*Supplied material*:
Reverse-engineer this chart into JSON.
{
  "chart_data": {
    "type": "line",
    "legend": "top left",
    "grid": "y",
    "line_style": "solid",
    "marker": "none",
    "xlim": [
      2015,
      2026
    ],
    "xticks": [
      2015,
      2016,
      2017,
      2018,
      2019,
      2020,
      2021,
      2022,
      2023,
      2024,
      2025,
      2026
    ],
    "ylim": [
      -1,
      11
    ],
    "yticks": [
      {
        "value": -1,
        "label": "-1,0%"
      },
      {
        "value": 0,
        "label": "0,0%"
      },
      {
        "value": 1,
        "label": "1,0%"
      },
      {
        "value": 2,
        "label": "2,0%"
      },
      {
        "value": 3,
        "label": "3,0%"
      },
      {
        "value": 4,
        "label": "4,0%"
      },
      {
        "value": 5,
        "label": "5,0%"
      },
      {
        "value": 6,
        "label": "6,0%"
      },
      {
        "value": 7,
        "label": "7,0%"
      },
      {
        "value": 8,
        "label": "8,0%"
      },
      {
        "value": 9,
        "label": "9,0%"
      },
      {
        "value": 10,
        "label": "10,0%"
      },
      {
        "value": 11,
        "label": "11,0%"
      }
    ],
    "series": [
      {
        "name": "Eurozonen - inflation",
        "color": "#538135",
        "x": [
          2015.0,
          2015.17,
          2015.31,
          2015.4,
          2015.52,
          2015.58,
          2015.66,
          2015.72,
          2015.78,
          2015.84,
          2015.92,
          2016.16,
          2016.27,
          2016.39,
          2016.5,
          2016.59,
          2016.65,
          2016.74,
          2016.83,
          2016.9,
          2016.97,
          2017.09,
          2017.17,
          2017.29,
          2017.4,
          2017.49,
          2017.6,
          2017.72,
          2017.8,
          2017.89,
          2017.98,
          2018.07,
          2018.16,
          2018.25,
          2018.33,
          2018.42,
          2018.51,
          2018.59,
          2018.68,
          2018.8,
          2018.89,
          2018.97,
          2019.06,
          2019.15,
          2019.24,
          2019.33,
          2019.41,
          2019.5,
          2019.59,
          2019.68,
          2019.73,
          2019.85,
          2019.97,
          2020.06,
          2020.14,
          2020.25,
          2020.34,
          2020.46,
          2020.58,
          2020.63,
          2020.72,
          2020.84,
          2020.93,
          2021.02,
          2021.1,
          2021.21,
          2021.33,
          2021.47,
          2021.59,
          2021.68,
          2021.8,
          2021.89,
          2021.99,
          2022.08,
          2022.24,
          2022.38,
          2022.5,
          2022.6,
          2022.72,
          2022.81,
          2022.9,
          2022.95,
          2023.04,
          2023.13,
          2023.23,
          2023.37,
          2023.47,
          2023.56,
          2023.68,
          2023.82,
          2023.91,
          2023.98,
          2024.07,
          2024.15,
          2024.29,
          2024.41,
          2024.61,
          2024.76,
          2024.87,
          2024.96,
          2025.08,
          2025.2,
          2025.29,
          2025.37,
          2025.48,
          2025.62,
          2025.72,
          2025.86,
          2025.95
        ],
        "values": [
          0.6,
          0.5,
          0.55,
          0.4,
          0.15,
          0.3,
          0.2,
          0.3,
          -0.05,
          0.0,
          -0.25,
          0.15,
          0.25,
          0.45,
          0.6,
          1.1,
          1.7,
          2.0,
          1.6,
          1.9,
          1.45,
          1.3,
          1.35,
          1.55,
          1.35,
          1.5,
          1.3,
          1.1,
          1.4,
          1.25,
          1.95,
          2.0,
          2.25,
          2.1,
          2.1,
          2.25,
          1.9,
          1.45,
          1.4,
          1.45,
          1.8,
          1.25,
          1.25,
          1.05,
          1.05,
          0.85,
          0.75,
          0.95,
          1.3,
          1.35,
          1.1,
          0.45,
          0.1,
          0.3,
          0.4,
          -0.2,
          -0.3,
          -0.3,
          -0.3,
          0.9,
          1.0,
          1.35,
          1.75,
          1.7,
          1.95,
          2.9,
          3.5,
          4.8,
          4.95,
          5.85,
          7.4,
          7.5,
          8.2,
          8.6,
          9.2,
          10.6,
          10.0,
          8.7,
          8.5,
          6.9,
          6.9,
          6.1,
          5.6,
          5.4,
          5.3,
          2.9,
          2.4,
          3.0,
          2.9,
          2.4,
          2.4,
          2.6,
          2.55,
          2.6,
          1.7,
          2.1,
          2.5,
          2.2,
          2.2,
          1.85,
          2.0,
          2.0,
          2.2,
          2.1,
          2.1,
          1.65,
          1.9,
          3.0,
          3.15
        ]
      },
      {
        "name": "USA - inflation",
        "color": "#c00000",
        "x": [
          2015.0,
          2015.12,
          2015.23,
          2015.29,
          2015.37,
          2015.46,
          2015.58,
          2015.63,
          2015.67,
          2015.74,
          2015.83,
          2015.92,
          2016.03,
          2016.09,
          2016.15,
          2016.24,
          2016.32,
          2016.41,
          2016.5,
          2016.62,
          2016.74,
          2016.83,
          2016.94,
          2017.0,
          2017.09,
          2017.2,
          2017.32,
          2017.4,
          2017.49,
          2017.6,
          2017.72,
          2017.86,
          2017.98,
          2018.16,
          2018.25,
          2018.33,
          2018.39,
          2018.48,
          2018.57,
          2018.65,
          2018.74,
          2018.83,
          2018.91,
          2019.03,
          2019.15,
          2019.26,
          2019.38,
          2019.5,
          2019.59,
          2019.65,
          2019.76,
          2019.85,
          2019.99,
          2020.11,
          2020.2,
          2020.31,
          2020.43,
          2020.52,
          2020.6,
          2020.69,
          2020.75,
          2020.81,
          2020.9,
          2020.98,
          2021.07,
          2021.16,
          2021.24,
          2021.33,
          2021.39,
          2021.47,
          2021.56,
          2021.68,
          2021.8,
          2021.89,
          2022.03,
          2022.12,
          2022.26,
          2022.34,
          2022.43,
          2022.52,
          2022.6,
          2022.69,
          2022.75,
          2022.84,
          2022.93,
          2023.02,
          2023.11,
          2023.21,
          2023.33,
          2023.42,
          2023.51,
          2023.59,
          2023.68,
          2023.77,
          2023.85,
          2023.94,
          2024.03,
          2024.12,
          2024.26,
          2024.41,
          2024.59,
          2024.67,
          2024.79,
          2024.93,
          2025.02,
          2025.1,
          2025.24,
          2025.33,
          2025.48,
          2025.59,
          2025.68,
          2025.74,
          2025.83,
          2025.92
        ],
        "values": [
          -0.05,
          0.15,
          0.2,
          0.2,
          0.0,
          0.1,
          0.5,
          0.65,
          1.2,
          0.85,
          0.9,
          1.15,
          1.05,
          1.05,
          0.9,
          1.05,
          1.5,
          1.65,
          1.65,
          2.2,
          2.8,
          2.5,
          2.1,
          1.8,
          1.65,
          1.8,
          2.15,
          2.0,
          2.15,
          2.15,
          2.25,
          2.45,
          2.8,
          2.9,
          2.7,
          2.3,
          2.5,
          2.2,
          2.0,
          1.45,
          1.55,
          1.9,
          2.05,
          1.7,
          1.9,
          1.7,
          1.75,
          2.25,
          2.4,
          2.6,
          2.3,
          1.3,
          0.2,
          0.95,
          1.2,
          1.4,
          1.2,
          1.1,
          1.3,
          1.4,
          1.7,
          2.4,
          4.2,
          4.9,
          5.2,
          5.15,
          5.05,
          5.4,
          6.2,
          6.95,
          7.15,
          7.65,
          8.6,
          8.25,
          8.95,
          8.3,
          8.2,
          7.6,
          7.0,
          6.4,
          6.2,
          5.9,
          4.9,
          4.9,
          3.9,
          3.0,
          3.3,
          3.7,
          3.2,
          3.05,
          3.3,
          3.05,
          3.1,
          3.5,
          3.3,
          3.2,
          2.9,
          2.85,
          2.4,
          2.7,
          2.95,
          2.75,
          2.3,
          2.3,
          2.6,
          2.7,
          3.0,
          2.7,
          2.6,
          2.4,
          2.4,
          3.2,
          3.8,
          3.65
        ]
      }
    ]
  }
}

*Problem*: From the entries above, return each line with the word "name" in it.

*Exercise response*:
        "name": "Eurozonen - inflation",
        "name": "USA - inflation",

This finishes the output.